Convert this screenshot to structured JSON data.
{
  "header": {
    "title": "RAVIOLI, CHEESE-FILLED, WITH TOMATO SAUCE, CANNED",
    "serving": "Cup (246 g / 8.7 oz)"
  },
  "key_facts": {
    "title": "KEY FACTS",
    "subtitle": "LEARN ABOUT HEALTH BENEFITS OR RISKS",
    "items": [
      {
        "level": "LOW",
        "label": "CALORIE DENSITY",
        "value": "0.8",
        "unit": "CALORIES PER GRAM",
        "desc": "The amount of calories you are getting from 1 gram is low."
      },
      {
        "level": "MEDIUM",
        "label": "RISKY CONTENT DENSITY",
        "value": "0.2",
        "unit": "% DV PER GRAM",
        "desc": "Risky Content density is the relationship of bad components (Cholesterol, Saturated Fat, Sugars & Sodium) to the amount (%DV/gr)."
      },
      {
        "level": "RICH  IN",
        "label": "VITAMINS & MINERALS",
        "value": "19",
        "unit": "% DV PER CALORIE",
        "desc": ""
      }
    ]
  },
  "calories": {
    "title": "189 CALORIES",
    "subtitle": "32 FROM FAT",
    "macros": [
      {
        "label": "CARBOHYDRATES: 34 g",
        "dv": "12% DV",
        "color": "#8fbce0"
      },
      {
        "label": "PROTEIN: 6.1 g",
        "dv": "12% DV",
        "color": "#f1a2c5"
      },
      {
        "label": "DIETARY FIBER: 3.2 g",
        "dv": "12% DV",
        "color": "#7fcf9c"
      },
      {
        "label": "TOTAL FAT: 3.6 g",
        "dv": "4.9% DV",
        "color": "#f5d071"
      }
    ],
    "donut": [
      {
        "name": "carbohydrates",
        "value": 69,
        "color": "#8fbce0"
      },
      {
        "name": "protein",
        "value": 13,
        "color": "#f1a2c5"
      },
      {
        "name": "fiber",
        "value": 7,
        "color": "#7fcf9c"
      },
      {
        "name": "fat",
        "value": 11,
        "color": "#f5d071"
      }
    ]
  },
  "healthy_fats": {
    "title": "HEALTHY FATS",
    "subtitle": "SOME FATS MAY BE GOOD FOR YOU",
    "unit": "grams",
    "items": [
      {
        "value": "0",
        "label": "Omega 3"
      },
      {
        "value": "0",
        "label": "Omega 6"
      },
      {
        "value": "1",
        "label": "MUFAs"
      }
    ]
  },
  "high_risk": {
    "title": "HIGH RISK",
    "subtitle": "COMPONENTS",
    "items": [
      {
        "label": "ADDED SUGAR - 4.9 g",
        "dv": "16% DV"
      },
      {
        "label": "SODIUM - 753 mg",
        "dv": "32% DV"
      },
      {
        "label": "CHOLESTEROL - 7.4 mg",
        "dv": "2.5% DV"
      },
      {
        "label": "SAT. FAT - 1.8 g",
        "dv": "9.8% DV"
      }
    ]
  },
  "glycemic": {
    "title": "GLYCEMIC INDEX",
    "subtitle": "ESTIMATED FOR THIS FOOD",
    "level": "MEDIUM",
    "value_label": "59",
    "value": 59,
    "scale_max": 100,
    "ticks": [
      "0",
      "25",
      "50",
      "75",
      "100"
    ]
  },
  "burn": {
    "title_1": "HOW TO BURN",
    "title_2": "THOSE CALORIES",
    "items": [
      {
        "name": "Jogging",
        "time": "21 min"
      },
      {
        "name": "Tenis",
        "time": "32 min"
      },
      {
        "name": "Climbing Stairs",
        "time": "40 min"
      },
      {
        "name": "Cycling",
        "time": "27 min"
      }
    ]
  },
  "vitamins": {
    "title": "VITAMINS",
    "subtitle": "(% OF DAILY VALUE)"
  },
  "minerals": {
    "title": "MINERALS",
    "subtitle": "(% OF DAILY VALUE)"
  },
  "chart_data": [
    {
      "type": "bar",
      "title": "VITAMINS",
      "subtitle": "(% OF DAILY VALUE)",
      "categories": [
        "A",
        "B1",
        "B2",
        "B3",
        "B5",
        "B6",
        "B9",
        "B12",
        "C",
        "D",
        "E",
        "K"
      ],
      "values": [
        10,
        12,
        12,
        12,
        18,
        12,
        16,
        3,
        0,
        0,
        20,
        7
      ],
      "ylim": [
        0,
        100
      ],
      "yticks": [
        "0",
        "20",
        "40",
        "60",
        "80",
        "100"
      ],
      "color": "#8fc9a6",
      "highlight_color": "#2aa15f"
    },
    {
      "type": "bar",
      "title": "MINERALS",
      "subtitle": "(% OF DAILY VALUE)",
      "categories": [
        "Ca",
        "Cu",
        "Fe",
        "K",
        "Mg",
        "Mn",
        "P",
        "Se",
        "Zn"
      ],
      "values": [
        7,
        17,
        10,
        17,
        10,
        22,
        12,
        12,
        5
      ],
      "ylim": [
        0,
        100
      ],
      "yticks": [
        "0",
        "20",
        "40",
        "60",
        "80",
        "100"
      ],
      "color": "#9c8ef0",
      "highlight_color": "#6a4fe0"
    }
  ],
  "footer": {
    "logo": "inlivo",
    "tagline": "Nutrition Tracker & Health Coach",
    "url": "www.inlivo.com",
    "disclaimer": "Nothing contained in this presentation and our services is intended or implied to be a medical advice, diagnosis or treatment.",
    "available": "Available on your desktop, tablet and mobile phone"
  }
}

● EXERCISE DESCRIPTION:
Please write out each entry shown above exactly as given.

● SOLUTION FOR THIS TASK:
Convert this screenshot to structured JSON data.
{
  "header": {
    "title": "RAVIOLI, CHEESE-FILLED, WITH TOMATO SAUCE, CANNED",
    "serving": "Cup (246 g / 8.7 oz)"
  },
  "key_facts": {
    "title": "KEY FACTS",
    "subtitle": "LEARN ABOUT HEALTH BENEFITS OR RISKS",
    "items": [
      {
        "level": "LOW",
        "label": "CALORIE DENSITY",
        "value": "0.8",
        "unit": "CALORIES PER GRAM",
        "desc": "The amount of calories you are getting from 1 gram is low."
      },
      {
        "level": "MEDIUM",
        "label": "RISKY CONTENT DENSITY",
        "value": "0.2",
        "unit": "% DV PER GRAM",
        "desc": "Risky Content density is the relationship of bad components (Cholesterol, Saturated Fat, Sugars & Sodium) to the amount (%DV/gr)."
      },
      {
        "level": "RICH  IN",
        "label": "VITAMINS & MINERALS",
        "value": "19",
        "unit": "% DV PER CALORIE",
        "desc": ""
      }
    ]
  },
  "calories": {
    "title": "189 CALORIES",
    "subtitle": "32 FROM FAT",
    "macros": [
      {
        "label": "CARBOHYDRATES: 34 g",
        "dv": "12% DV",
        "color": "#8fbce0"
      },
      {
        "label": "PROTEIN: 6.1 g",
        "dv": "12% DV",
        "color": "#f1a2c5"
      },
      {
        "label": "DIETARY FIBER: 3.2 g",
        "dv": "12% DV",
        "color": "#7fcf9c"
      },
      {
        "label": "TOTAL FAT: 3.6 g",
        "dv": "4.9% DV",
        "color": "#f5d071"
      }
    ],
    "donut": [
      {
        "name": "carbohydrates",
        "value": 69,
        "color": "#8fbce0"
      },
      {
        "name": "protein",
        "value": 13,
        "color": "#f1a2c5"
      },
      {
        "name": "fiber",
        "value": 7,
        "color": "#7fcf9c"
      },
      {
        "name": "fat",
        "value": 11,
        "color": "#f5d071"
      }
    ]
  },
  "healthy_fats": {
    "title": "HEALTHY FATS",
    "subtitle": "SOME FATS MAY BE GOOD FOR YOU",
    "unit": "grams",
    "items": [
      {
        "value": "0",
        "label": "Omega 3"
      },
      {
        "value": "0",
        "label": "Omega 6"
      },
      {
        "value": "1",
        "label": "MUFAs"
      }
    ]
  },
  "high_risk": {
    "title": "HIGH RISK",
    "subtitle": "COMPONENTS",
    "items": [
      {
        "label": "ADDED SUGAR - 4.9 g",
        "dv": "16% DV"
      },
      {
        "label": "SODIUM - 753 mg",
        "dv": "32% DV"
      },
      {
        "label": "CHOLESTEROL - 7.4 mg",
        "dv": "2.5% DV"
      },
      {
        "label": "SAT. FAT - 1.8 g",
        "dv": "9.8% DV"
      }
    ]
  },
  "glycemic": {
    "title": "GLYCEMIC INDEX",
    "subtitle": "ESTIMATED FOR THIS FOOD",
    "level": "MEDIUM",
    "value_label": "59",
    "value": 59,
    "scale_max": 100,
    "ticks": [
      "0",
      "25",
      "50",
      "75",
      "100"
    ]
  },
  "burn": {
    "title_1": "HOW TO BURN",
    "title_2": "THOSE CALORIES",
    "items": [
      {
        "name": "Jogging",
        "time": "21 min"
      },
      {
        "name": "Tenis",
        "time": "32 min"
      },
      {
        "name": "Climbing Stairs",
        "time": "40 min"
      },
      {
        "name": "Cycling",
        "time": "27 min"
      }
    ]
  },
  "vitamins": {
    "title": "VITAMINS",
    "subtitle": "(% OF DAILY VALUE)"
  },
  "minerals": {
    "title": "MINERALS",
    "subtitle": "(% OF DAILY VALUE)"
  },
  "chart_data": [
    {
      "type": "bar",
      "title": "VITAMINS",
      "subtitle": "(% OF DAILY VALUE)",
      "categories": [
        "A",
        "B1",
        "B2",
        "B3",
        "B5",
        "B6",
        "B9",
        "B12",
        "C",
        "D",
        "E",
        "K"
      ],
      "values": [
        10,
        12,
        12,
        12,
        18,
        12,
        16,
        3,
        0,
        0,
        20,
        7
      ],
      "ylim": [
        0,
        100
      ],
      "yticks": [
        "0",
        "20",
        "40",
        "60",
        "80",
        "100"
      ],
      "color": "#8fc9a6",
      "highlight_color": "#2aa15f"
    },
    {
      "type": "bar",
      "title": "MINERALS",
      "subtitle": "(% OF DAILY VALUE)",
      "categories": [
        "Ca",
        "Cu",
        "Fe",
        "K",
        "Mg",
        "Mn",
        "P",
        "Se",
        "Zn"
      ],
      "values": [
        7,
        17,
        10,
        17,
        10,
        22,
        12,
        12,
        5
      ],
      "ylim": [
        0,
        100
      ],
      "yticks": [
        "0",
        "20",
        "40",
        "60",
        "80",
        "100"
      ],
      "color": "#9c8ef0",
      "highlight_color": "#6a4fe0"
    }
  ],
  "footer": {
    "logo": "inlivo",
    "tagline": "Nutrition Tracker & Health Coach",
    "url": "www.inlivo.com",
    "disclaimer": "Nothing contained in this presentation and our services is intended or implied to be a medical advice, diagnosis or treatment.",
    "available": "Available on your desktop, tablet and mobile phone"
  }
}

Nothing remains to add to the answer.